▶
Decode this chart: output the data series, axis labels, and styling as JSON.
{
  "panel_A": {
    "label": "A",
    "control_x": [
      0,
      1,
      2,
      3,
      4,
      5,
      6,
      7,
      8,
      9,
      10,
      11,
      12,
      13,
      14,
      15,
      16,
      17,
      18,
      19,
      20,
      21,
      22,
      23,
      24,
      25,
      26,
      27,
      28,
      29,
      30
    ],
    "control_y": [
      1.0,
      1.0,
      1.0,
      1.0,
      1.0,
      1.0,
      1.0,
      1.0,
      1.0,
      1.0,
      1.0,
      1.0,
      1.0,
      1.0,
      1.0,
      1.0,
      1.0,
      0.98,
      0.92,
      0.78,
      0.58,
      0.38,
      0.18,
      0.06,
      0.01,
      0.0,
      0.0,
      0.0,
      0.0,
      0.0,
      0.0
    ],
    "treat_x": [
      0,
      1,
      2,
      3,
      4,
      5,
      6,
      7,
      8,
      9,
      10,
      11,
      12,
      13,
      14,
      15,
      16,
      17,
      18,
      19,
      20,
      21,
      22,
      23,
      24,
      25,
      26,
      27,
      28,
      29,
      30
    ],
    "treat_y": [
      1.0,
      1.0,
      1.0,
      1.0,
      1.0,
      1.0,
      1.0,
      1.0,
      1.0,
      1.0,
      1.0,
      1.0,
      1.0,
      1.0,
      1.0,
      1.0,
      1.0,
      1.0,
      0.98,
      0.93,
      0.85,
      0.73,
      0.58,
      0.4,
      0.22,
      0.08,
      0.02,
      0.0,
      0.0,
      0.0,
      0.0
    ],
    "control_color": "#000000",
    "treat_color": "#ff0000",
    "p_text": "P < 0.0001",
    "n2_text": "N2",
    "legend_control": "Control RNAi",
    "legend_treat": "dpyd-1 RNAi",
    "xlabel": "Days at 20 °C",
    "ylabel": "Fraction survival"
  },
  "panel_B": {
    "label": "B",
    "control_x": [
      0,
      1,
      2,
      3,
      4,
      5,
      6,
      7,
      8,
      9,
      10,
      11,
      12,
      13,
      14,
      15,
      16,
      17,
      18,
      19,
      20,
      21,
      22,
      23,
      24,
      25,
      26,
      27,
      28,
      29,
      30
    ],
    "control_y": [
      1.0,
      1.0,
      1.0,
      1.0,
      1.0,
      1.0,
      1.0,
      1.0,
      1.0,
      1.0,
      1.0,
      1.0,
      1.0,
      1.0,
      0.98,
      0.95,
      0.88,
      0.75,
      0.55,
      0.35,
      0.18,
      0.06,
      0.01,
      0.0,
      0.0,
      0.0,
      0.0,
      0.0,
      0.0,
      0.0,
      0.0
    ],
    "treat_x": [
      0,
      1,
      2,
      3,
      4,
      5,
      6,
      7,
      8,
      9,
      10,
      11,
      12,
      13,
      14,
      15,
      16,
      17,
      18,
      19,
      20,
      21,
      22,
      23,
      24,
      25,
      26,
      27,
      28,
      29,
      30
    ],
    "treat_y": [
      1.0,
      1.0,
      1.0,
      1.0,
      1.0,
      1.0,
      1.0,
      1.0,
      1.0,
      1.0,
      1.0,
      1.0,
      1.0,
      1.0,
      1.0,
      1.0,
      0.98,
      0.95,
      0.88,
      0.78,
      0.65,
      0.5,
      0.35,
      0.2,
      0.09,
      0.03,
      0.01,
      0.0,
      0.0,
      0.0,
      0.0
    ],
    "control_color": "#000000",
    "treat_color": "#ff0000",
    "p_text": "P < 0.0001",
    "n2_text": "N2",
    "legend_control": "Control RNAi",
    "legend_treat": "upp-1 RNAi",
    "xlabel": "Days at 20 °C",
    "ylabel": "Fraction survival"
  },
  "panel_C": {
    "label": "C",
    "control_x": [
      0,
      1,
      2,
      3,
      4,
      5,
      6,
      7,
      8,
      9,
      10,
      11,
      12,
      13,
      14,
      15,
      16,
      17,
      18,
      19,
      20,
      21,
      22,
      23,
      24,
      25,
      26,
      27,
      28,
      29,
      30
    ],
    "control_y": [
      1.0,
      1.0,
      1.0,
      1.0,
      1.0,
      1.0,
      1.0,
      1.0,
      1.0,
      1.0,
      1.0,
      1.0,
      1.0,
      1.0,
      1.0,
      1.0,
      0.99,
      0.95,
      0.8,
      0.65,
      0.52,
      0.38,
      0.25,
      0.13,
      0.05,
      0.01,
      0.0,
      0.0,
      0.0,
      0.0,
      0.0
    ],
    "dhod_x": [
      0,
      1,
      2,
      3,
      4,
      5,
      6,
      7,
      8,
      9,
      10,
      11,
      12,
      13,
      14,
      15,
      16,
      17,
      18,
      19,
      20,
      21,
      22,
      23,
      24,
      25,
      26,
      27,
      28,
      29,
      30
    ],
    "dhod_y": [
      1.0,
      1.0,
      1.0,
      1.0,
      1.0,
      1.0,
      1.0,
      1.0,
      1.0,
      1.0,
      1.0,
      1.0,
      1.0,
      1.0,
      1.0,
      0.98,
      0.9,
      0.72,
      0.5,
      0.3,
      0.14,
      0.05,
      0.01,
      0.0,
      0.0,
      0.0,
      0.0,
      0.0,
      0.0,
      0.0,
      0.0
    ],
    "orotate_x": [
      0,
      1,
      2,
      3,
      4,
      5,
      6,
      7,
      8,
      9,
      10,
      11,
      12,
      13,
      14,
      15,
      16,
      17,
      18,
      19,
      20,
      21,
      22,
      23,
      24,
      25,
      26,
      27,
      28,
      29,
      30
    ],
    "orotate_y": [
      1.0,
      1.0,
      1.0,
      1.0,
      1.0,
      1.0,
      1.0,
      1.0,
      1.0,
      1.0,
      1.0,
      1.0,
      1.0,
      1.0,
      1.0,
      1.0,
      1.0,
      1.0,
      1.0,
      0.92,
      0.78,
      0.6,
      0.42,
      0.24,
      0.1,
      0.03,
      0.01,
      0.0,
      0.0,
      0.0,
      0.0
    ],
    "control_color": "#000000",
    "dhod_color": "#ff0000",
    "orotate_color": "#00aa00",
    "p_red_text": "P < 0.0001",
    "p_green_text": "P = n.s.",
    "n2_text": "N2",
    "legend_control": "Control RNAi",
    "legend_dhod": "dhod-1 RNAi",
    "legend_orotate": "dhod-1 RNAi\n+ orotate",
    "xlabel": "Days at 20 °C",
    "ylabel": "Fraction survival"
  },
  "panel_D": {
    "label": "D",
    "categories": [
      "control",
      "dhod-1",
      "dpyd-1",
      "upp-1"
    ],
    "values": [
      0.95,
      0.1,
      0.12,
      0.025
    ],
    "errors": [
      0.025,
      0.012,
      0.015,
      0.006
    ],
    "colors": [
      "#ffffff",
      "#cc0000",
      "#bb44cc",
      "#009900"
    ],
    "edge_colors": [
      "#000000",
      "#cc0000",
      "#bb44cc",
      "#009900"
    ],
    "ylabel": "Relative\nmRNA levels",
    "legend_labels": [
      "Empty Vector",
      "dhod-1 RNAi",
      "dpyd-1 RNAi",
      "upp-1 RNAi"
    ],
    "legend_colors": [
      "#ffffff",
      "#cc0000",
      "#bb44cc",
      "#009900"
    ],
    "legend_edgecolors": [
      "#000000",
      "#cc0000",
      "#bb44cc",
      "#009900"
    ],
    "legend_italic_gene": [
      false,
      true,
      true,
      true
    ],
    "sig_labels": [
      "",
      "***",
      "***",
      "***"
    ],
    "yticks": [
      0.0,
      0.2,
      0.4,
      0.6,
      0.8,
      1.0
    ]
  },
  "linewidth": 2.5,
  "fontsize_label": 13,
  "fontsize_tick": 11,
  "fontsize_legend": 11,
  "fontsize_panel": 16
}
◀
Task description: From the records above, how many lines include the word "dpyd"? Only the number is wanted.

Exercise answer: 3